■ **Directives**:
• 1. Write out the stretch of the CZ4045 readme from "The file structure" through "(1754 posts)", switching "SQL query" to "database query".
• 2. Pick up the CZ4045 readme after its last line and keep it going.

■ **Quoted text**:
- - - - - - -

Coder Social home page Coder Social logo

cz4045's Introduction

CZ4045 Assignment: Online Forum Data Processing

0. Download links

- Library used: NLTK

***********************************************************
$ pip2 install --user --upgrade nltk
$ python2 -m nltk.downloader all
***********************************************************

- Dataset

The following link contains two folders, raw_data and tagged_data.
Please place these two folders under source_code/, as explained
below.

***********************************************************
https://github.com/nguyenhuyanhh/cz4045/releases/download/release/source_code_data.zip
***********************************************************

- Installation guide

Setup Python and NLTK if you haven't done so.
Then, extract the zip download/ clone the repository:

***********************************************************
$ git clone https://github.com/nguyenhuyanhh/cz4045.git
***********************************************************

Then download the dataset and place into the appropriate location
as mentioned above.

1. Project Structure and Documentation

The file structure of this project is as follows:

***********************************************************
source_code/
    raw_data/
        query.sql               # SQL query
        QueryResults.csv        # raw data
                                  (1754 posts)
        TokenTagRaw.csv         # raw annotation data
                                  (100 posts)
        IrregularTokenSent.csv  # irregular tokens
                                  sentences (10)
    tagged_data/
        [100 tagged files]
        Annotation Notes.txt    # some annotation notes
    dataset.py
    stem_and_pos.py
    tokenizer.py
    test.py
    main.py                     # main calling script
report/
    [report materials]
***********************************************************

Calling just the main script (by running $ python source_code/main.py)
would print out this command-line usage:

***********************************************************
$ python2 source_code/main.py
Invalid arguments! Exiting...

- - - - - - -

■ **Collected data**:

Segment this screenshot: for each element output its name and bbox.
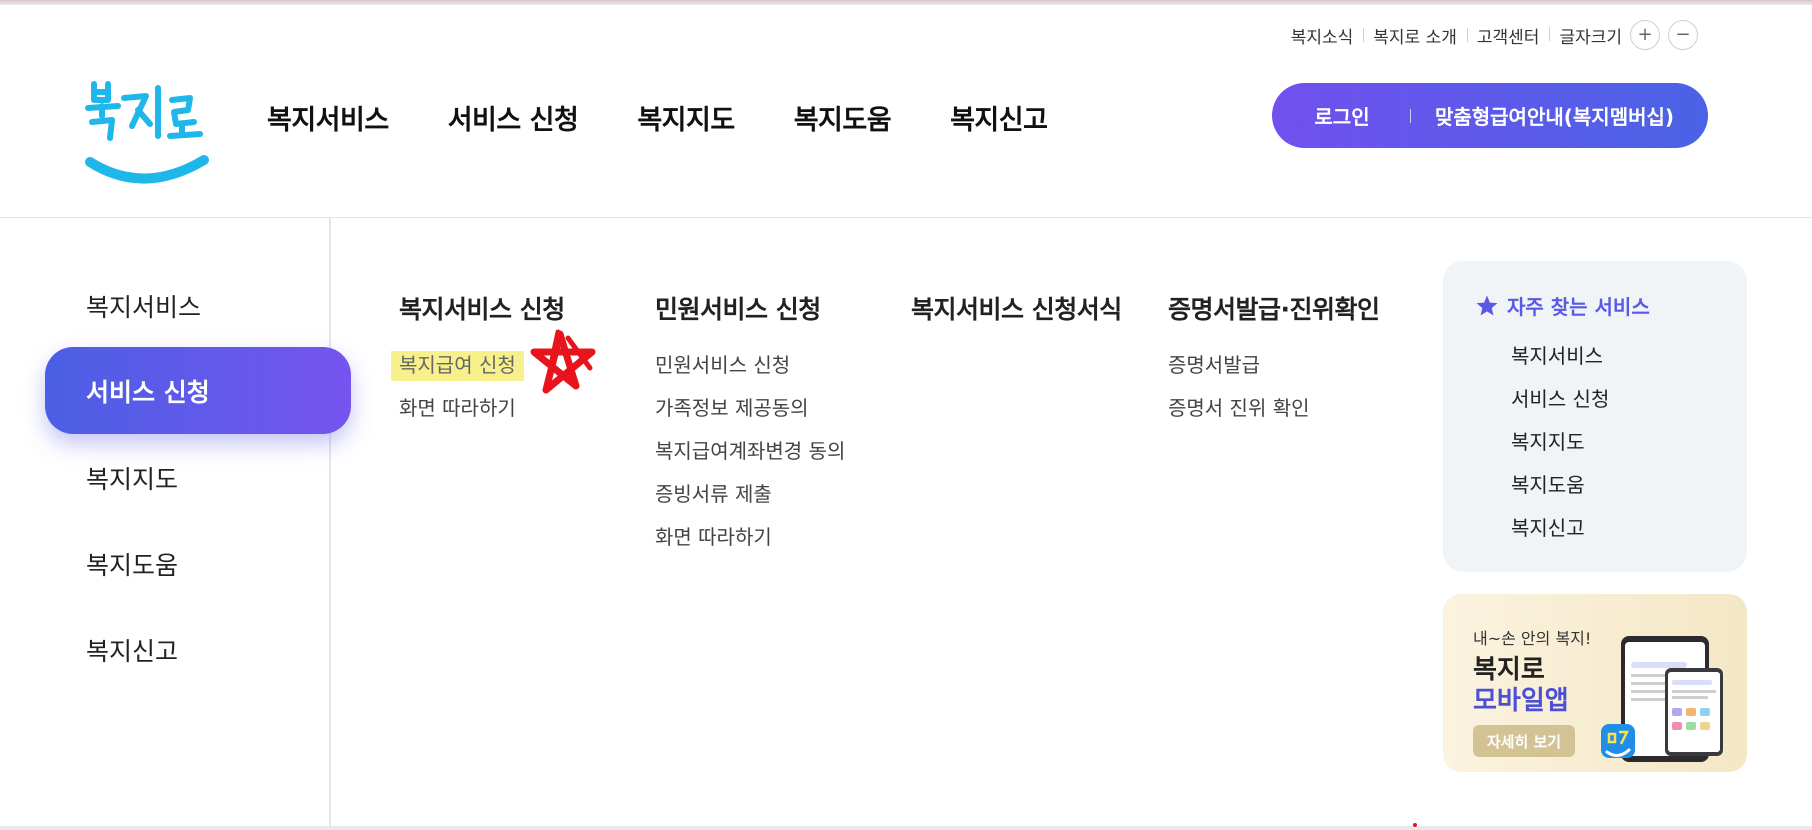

- - - - - - -

■ **Written answers**:
• 1.
The file structure of this project is as follows:

***********************************************************
source_code/
    raw_data/
        query.sql               # database query
        QueryResults.csv        # raw data
                                  (1754 posts)

• 2.
usage: main.py [report|stempos|test|eval|tokenize|
                irregular|commonX]
            report          report dataset stats
            stempos         stemming and POS tagging
                            on dataset
            test            test the tokenizer
            eval            evaluate the tokenizer
                            on annotated dataset
            tokenize        tokenize the dataset,
                            output irregular tokens
            irregular       POS tagging on sentences
                            with irregular tokens
            commonX         get the most common X
                            libraries from the dataset
***********************************************************

2. Sample Project Runs

Reporting of dataset statistics:

***********************************************************
$ python2 source_code/main.py report
Number of questions: 500
Number of answers: 1254
Average number of answers per questions: 2.508
Questions with 1 answer: 259
Questions with 2 answers: 107
Questions with 3 or more answers: 134
***********************************************************

Stemming and POS tagging on the dataset (there are four separate print outputs
--- 10 random sentences, top 20 words before stemming, top 20 words after
stemming, the original words):

***********************************************************
$ python2 source_code/main.py stempos
[[('You', 'PRP'), ('are', 'VBP'), ('being', 'VBG'),
('tricked', 'VBN')...]]
[('', 20481), ('I', 947),...]]
[('', 20481), ('I', 947),...]]
[[''], ['I'], ...]]
***********************************************************

Testing of the tokenizer:

***********************************************************
$ python2 source_code/main.py test
................................................
..........................
------------------------------------------------
Ran 74 tests in 0.010s

OK
***********************************************************

Evaluating the tokenizer:

***********************************************************
$ python2 source_code/main.py eval
...
Id: 38810765, precision: 1.000, recall: 1.000, f1: 1.000
Id: 38834478, precision: 1.000, recall: 1.000, f1: 1.000
Id: 39432272, precision: 0.651, recall: 0.719, f1: 0.683
Id: 40488966, precision: 1.000, recall: 1.000, f1: 1.000
Id: 45003750, precision: 1.000, recall: 1.000, f1: 1.000
Overall: precision: 0.972, recall: 0.976, f1: 0.974
***********************************************************

Outputting irregular tokens from the dataset:

***********************************************************
$ python2 source_code/main.py tokenize
Using Unix dictionary...
[..., ('Django', 64), ('app', 61)...]
***********************************************************

POS tagging on sentences with irregular tokens:

***********************************************************
$ python2 source_code/main.py irregular
[('I', 'PRP'), ("'m", 'VBP'), ('using', 'VBG'),
('Google', 'NNP'),...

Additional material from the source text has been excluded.